> AIM OF THE TASK: Which lines hold the string "title"? Copy every one of them.

* * *

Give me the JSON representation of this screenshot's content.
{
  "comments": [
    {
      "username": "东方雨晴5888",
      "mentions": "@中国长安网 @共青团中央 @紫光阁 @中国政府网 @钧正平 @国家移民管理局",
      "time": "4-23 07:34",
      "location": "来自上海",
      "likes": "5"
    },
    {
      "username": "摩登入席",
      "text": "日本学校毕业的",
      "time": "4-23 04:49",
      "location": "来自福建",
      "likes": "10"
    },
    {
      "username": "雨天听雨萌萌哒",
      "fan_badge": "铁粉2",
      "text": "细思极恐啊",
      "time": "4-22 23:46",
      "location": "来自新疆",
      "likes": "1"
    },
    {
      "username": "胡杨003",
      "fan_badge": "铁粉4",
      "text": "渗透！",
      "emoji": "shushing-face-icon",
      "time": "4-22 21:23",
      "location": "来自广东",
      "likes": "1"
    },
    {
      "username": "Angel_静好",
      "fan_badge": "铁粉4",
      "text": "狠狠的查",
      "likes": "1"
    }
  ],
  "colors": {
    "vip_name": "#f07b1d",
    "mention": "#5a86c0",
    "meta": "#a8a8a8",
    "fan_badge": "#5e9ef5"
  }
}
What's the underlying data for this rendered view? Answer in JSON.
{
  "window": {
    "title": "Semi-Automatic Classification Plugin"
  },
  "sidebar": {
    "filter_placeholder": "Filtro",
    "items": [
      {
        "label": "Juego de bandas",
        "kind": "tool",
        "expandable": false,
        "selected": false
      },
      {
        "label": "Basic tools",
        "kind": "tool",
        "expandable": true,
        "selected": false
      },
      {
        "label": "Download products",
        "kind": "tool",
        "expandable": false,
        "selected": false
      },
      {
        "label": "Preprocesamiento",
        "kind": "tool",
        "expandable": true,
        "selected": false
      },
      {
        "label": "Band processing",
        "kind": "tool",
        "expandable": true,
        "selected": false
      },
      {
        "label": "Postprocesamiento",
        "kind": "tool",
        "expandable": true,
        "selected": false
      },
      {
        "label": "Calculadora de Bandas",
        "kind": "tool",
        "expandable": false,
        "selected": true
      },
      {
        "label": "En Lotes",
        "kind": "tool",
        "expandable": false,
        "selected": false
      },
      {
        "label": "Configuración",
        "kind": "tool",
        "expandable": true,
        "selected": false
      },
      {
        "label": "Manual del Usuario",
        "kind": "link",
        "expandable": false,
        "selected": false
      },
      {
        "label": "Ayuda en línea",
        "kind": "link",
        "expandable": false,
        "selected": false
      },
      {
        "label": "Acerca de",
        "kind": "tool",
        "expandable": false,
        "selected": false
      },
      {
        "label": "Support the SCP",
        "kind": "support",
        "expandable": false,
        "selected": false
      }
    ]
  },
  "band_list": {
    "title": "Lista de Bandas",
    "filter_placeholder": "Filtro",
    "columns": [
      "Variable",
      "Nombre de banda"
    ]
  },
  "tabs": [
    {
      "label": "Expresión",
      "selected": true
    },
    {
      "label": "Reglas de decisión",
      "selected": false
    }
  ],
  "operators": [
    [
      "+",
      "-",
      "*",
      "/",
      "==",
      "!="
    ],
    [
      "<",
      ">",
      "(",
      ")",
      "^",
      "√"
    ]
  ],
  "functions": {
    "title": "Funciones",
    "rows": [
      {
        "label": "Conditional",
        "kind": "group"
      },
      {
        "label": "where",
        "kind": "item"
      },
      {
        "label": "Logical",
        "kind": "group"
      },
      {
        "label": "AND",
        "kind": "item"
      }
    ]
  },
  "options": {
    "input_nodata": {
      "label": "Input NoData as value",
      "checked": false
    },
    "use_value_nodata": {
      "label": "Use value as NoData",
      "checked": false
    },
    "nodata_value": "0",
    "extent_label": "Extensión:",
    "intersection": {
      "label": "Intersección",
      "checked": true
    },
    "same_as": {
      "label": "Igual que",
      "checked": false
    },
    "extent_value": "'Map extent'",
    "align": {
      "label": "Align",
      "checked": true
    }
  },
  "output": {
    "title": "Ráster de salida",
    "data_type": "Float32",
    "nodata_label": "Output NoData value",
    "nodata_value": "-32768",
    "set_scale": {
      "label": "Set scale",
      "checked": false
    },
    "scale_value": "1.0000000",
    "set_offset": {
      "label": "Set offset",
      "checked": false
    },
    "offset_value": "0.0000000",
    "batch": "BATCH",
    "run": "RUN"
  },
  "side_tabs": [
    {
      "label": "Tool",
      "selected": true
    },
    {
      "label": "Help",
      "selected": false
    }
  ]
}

* * *

> EXERCISE ANSWER:
    "title": "Semi-Automatic Classification Plugin"
    "title": "Lista de Bandas",
    "title": "Funciones",
    "title": "Ráster de salida",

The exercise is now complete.